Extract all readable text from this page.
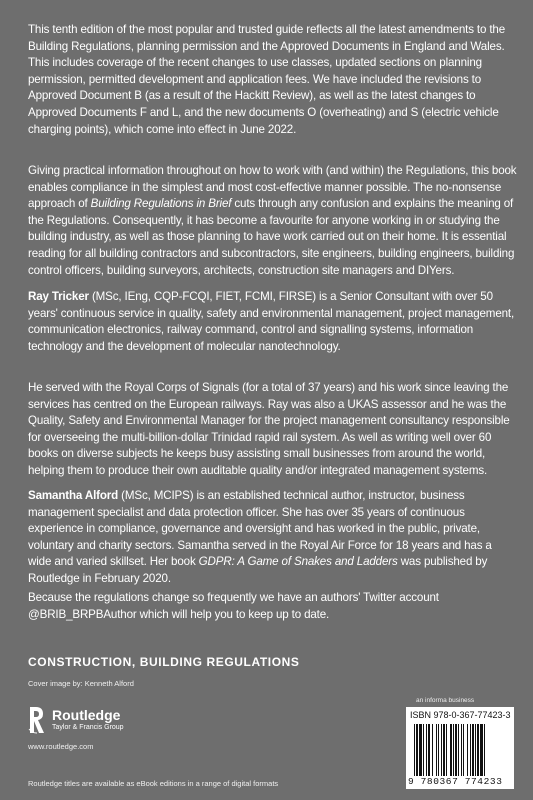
This tenth edition of the most popular and trusted guide reflects all the latest amendments to the Building Regulations, planning permission and the Approved Documents in England and Wales. This includes coverage of the recent changes to use classes, updated sections on planning permission, permitted development and application fees. We have included the revisions to Approved Document B (as a result of the Hackitt Review), as well as the latest changes to Approved Documents F and L, and the new documents O (overheating) and S (electric vehicle charging points), which come into effect in June 2022.

Giving practical information throughout on how to work with (and within) the Regulations, this book enables compliance in the simplest and most cost-effective manner possible. The no-nonsense approach of Building Regulations in Brief cuts through any confusion and explains the meaning of the Regulations. Consequently, it has become a favourite for anyone working in or studying the building industry, as well as those planning to have work carried out on their home. It is essential reading for all building contractors and subcontractors, site engineers, building engineers, building control officers, building surveyors, architects, construction site managers and DIYers.

Ray Tricker (MSc, IEng, CQP-FCQI, FIET, FCMI, FIRSE) is a Senior Consultant with over 50 years' continuous service in quality, safety and environmental management, project management, communication electronics, railway command, control and signalling systems, information technology and the development of molecular nanotechnology.

He served with the Royal Corps of Signals (for a total of 37 years) and his work since leaving the services has centred on the European railways. Ray was also a UKAS assessor and he was the Quality, Safety and Environmental Manager for the project management consultancy responsible for overseeing the multi-billion-dollar Trinidad rapid rail system. As well as writing well over 60 books on diverse subjects he keeps busy assisting small businesses from around the world, helping them to produce their own auditable quality and/or integrated management systems.

Samantha Alford (MSc, MCIPS) is an established technical author, instructor, business management specialist and data protection officer. She has over 35 years of continuous experience in compliance, governance and oversight and has worked in the public, private, voluntary and charity sectors. Samantha served in the Royal Air Force for 18 years and has a wide and varied skillset. Her book GDPR: A Game of Snakes and Ladders was published by Routledge in February 2020.

Because the regulations change so frequently we have an authors' Twitter account @BRIB_BRPBAuthor which will help you to keep up to date.

CONSTRUCTION, BUILDING REGULATIONS

Cover image by: Kenneth Alford
Routledge
Taylor & Francis Group
www.routledge.com
Routledge titles are available as eBook editions in a range of digital formats
an informa business
ISBN 978-0-367-77423-3
9 780367 774233
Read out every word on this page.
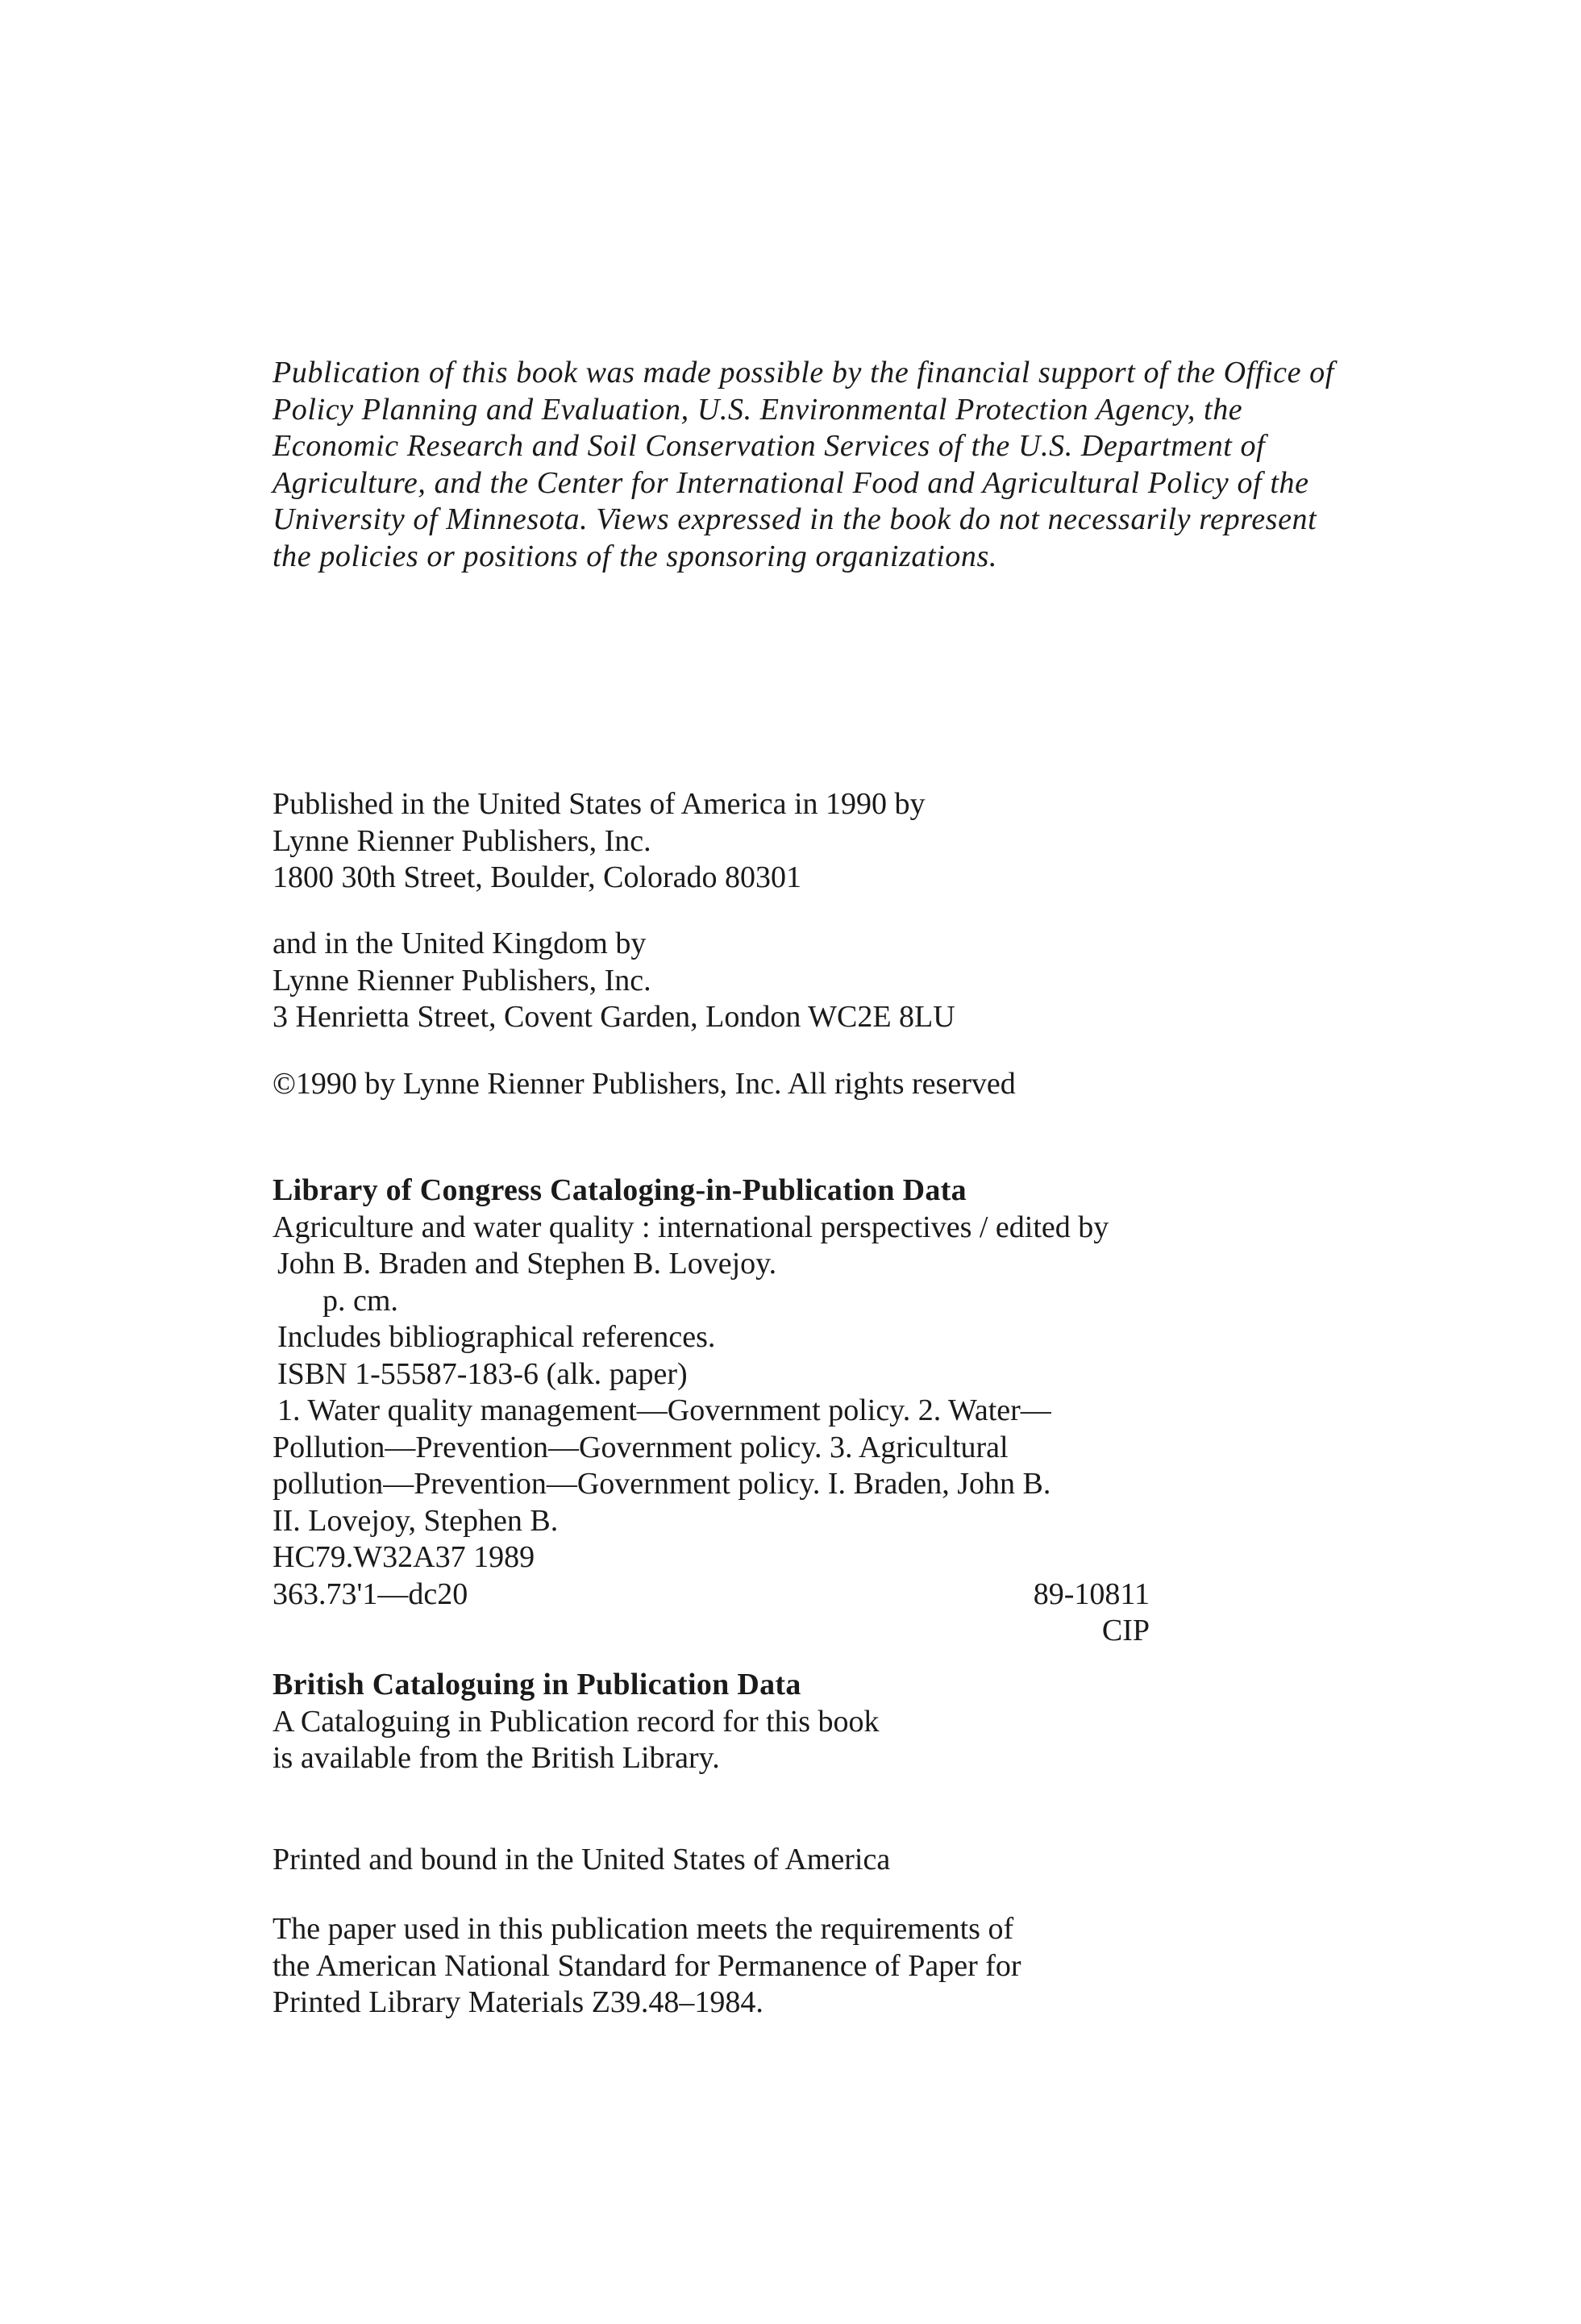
Publication of this book was made possible by the financial support of the Office of
Policy Planning and Evaluation, U.S. Environmental Protection Agency, the
Economic Research and Soil Conservation Services of the U.S. Department of
Agriculture, and the Center for International Food and Agricultural Policy of the
University of Minnesota. Views expressed in the book do not necessarily represent
the policies or positions of the sponsoring organizations.
Published in the United States of America in 1990 by
Lynne Rienner Publishers, Inc.
1800 30th Street, Boulder, Colorado 80301
and in the United Kingdom by
Lynne Rienner Publishers, Inc.
3 Henrietta Street, Covent Garden, London WC2E 8LU
©1990 by Lynne Rienner Publishers, Inc. All rights reserved
Library of Congress Cataloging-in-Publication Data
Agriculture and water quality : international perspectives / edited by
John B. Braden and Stephen B. Lovejoy.
p. cm.
Includes bibliographical references.
ISBN 1-55587-183-6 (alk. paper)
1. Water quality management—Government policy. 2. Water—
Pollution—Prevention—Government policy. 3. Agricultural
pollution—Prevention—Government policy. I. Braden, John B.
II. Lovejoy, Stephen B.
HC79.W32A37 1989
363.73'1—dc20	89-10811
CIP
British Cataloguing in Publication Data
A Cataloguing in Publication record for this book
is available from the British Library.
Printed and bound in the United States of America
The paper used in this publication meets the requirements of
the American National Standard for Permanence of Paper for
Printed Library Materials Z39.48–1984.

..............................

*EXERCISE AIM:*
Isolate the lines that hold the word "which" and copy all of them.

*RESULT:*
This tenth edition of the most popular and trusted guide reflects all the latest amendments to the Building Regulations, planning permission and the Approved Documents in England and Wales. This includes coverage of the recent changes to use classes, updated sections on planning permission, permitted development and application fees. We have included the revisions to Approved Document B (as a result of the Hackitt Review), as well as the latest changes to Approved Documents F and L, and the new documents O (overheating) and S (electric vehicle charging points), which come into effect in June 2022.
Because the regulations change so frequently we have an authors' Twitter account @BRIB_BRPBAuthor which will help you to keep up to date.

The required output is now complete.